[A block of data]
┌──

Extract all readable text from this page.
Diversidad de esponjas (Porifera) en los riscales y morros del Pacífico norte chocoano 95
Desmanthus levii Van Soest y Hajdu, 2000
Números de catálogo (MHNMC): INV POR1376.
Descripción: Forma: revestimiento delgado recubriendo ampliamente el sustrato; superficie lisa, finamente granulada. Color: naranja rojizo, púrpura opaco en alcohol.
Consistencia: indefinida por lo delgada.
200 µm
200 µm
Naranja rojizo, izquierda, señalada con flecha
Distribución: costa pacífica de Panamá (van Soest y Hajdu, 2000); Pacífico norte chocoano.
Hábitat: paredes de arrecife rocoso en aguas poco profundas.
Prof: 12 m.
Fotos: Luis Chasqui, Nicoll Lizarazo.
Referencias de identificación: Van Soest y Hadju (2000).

└──

▶ _Task goal_:
Every line of the records that includes the word "Soest" should be gathered.

▶ _Solution to this problem_:
Desmanthus levii Van Soest y Hajdu, 2000
Distribución: costa pacífica de Panamá (van Soest y Hajdu, 2000); Pacífico norte chocoano.
Referencias de identificación: Van Soest y Hadju (2000).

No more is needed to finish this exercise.